§ **Work to complete**
Rewrite each line of the listing below with "contour-level" changed to "contour-line" wherever it occurs, keeping every other character the same.

— START Exercise materials —

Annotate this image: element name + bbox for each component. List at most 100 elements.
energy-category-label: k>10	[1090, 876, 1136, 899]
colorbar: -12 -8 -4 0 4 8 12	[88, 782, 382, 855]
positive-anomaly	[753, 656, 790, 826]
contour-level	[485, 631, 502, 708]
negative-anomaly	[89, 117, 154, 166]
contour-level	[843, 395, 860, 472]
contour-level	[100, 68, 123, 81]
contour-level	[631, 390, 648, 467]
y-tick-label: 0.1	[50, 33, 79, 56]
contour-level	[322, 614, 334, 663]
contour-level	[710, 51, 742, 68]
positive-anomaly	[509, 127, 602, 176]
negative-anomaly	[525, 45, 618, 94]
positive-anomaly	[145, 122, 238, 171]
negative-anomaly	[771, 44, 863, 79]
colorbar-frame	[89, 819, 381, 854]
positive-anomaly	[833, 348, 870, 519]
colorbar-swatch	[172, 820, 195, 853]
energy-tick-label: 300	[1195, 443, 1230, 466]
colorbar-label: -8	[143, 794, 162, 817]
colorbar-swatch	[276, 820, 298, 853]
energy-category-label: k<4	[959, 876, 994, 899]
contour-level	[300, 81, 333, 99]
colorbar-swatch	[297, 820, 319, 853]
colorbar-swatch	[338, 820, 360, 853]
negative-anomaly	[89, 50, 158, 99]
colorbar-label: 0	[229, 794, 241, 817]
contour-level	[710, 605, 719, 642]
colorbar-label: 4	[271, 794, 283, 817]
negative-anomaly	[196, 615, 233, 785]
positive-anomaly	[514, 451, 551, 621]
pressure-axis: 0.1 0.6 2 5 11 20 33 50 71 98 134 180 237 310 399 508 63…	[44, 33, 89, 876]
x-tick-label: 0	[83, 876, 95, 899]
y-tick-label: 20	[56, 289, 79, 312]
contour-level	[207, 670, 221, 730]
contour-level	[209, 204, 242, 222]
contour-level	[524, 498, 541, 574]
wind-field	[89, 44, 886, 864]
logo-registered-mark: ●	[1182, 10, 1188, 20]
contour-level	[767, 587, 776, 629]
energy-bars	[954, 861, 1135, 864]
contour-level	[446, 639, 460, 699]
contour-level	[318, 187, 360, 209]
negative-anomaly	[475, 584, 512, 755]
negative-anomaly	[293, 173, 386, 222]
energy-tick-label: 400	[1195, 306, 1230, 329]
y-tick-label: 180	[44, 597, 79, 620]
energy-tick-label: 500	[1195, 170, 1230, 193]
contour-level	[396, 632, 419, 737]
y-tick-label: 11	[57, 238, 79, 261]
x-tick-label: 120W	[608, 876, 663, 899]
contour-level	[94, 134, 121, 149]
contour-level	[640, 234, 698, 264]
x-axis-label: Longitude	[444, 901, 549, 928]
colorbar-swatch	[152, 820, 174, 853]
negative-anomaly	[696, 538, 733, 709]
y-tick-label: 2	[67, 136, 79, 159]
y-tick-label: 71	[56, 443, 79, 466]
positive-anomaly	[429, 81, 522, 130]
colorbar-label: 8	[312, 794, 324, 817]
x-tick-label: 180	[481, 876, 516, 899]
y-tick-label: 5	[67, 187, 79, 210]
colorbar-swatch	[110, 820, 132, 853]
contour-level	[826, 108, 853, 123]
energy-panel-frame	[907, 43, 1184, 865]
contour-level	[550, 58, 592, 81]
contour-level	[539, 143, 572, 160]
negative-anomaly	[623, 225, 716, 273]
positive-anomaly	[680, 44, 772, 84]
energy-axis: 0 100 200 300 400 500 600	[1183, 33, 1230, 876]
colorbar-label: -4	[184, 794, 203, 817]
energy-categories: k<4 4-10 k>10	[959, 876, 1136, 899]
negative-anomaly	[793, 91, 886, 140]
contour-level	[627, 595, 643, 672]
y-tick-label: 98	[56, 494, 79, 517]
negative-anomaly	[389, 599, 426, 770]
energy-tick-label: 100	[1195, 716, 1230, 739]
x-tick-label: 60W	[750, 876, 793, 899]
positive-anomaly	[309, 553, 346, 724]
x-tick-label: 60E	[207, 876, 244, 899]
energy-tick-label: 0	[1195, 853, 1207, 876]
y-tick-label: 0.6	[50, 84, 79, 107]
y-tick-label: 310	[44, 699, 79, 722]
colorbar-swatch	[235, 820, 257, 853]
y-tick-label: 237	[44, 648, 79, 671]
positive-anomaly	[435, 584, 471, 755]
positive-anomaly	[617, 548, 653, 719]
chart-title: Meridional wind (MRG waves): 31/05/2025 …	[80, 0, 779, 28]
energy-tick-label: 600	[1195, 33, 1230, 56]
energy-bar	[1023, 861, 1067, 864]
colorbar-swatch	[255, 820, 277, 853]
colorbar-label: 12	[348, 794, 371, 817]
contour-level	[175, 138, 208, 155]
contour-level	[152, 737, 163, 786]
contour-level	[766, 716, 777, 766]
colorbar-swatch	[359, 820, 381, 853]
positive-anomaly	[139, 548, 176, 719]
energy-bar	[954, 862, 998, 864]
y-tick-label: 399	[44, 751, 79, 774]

— END Exercise materials —

§ **Expected output**
Annotate this image: element name + bbox for each component. List at most 100 elements.
energy-category-label: k>10	[1090, 876, 1136, 899]
colorbar: -12 -8 -4 0 4 8 12	[88, 782, 382, 855]
positive-anomaly	[753, 656, 790, 826]
contour-line	[485, 631, 502, 708]
negative-anomaly	[89, 117, 154, 166]
contour-line	[843, 395, 860, 472]
contour-line	[100, 68, 123, 81]
contour-line	[631, 390, 648, 467]
y-tick-label: 0.1	[50, 33, 79, 56]
contour-line	[322, 614, 334, 663]
contour-line	[710, 51, 742, 68]
positive-anomaly	[509, 127, 602, 176]
negative-anomaly	[525, 45, 618, 94]
positive-anomaly	[145, 122, 238, 171]
negative-anomaly	[771, 44, 863, 79]
colorbar-frame	[89, 819, 381, 854]
positive-anomaly	[833, 348, 870, 519]
colorbar-swatch	[172, 820, 195, 853]
energy-tick-label: 300	[1195, 443, 1230, 466]
colorbar-label: -8	[143, 794, 162, 817]
colorbar-swatch	[276, 820, 298, 853]
energy-category-label: k<4	[959, 876, 994, 899]
contour-line	[300, 81, 333, 99]
colorbar-swatch	[297, 820, 319, 853]
colorbar-swatch	[338, 820, 360, 853]
negative-anomaly	[89, 50, 158, 99]
colorbar-label: 0	[229, 794, 241, 817]
contour-line	[710, 605, 719, 642]
colorbar-label: 4	[271, 794, 283, 817]
negative-anomaly	[196, 615, 233, 785]
positive-anomaly	[514, 451, 551, 621]
pressure-axis: 0.1 0.6 2 5 11 20 33 50 71 98 134 180 237 310 399 508 63…	[44, 33, 89, 876]
x-tick-label: 0	[83, 876, 95, 899]
y-tick-label: 20	[56, 289, 79, 312]
contour-line	[207, 670, 221, 730]
contour-line	[209, 204, 242, 222]
contour-line	[524, 498, 541, 574]
wind-field	[89, 44, 886, 864]
logo-registered-mark: ●	[1182, 10, 1188, 20]
contour-line	[767, 587, 776, 629]
energy-bars	[954, 861, 1135, 864]
contour-line	[446, 639, 460, 699]
contour-line	[318, 187, 360, 209]
negative-anomaly	[475, 584, 512, 755]
negative-anomaly	[293, 173, 386, 222]
energy-tick-label: 400	[1195, 306, 1230, 329]
y-tick-label: 180	[44, 597, 79, 620]
energy-tick-label: 500	[1195, 170, 1230, 193]
contour-line	[396, 632, 419, 737]
y-tick-label: 11	[57, 238, 79, 261]
x-tick-label: 120W	[608, 876, 663, 899]
contour-line	[94, 134, 121, 149]
contour-line	[640, 234, 698, 264]
x-axis-label: Longitude	[444, 901, 549, 928]
colorbar-swatch	[152, 820, 174, 853]
negative-anomaly	[696, 538, 733, 709]
y-tick-label: 2	[67, 136, 79, 159]
y-tick-label: 71	[56, 443, 79, 466]
positive-anomaly	[429, 81, 522, 130]
colorbar-label: 8	[312, 794, 324, 817]
x-tick-label: 180	[481, 876, 516, 899]
y-tick-label: 5	[67, 187, 79, 210]
colorbar-swatch	[110, 820, 132, 853]
contour-line	[826, 108, 853, 123]
energy-panel-frame	[907, 43, 1184, 865]
contour-line	[550, 58, 592, 81]
contour-line	[539, 143, 572, 160]
negative-anomaly	[623, 225, 716, 273]
positive-anomaly	[680, 44, 772, 84]
energy-axis: 0 100 200 300 400 500 600	[1183, 33, 1230, 876]
colorbar-label: -4	[184, 794, 203, 817]
energy-categories: k<4 4-10 k>10	[959, 876, 1136, 899]
negative-anomaly	[793, 91, 886, 140]
contour-line	[627, 595, 643, 672]
y-tick-label: 98	[56, 494, 79, 517]
negative-anomaly	[389, 599, 426, 770]
energy-tick-label: 100	[1195, 716, 1230, 739]
x-tick-label: 60W	[750, 876, 793, 899]
positive-anomaly	[309, 553, 346, 724]
x-tick-label: 60E	[207, 876, 244, 899]
energy-tick-label: 0	[1195, 853, 1207, 876]
y-tick-label: 0.6	[50, 84, 79, 107]
y-tick-label: 310	[44, 699, 79, 722]
colorbar-swatch	[235, 820, 257, 853]
y-tick-label: 237	[44, 648, 79, 671]
positive-anomaly	[435, 584, 471, 755]
positive-anomaly	[617, 548, 653, 719]
chart-title: Meridional wind (MRG waves): 31/05/2025 …	[80, 0, 779, 28]
energy-tick-label: 600	[1195, 33, 1230, 56]
energy-bar	[1023, 861, 1067, 864]
colorbar-swatch	[255, 820, 277, 853]
colorbar-label: 12	[348, 794, 371, 817]
contour-line	[175, 138, 208, 155]
contour-line	[152, 737, 163, 786]
contour-line	[766, 716, 777, 766]
colorbar-swatch	[359, 820, 381, 853]
positive-anomaly	[139, 548, 176, 719]
energy-bar	[954, 862, 998, 864]
y-tick-label: 399	[44, 751, 79, 774]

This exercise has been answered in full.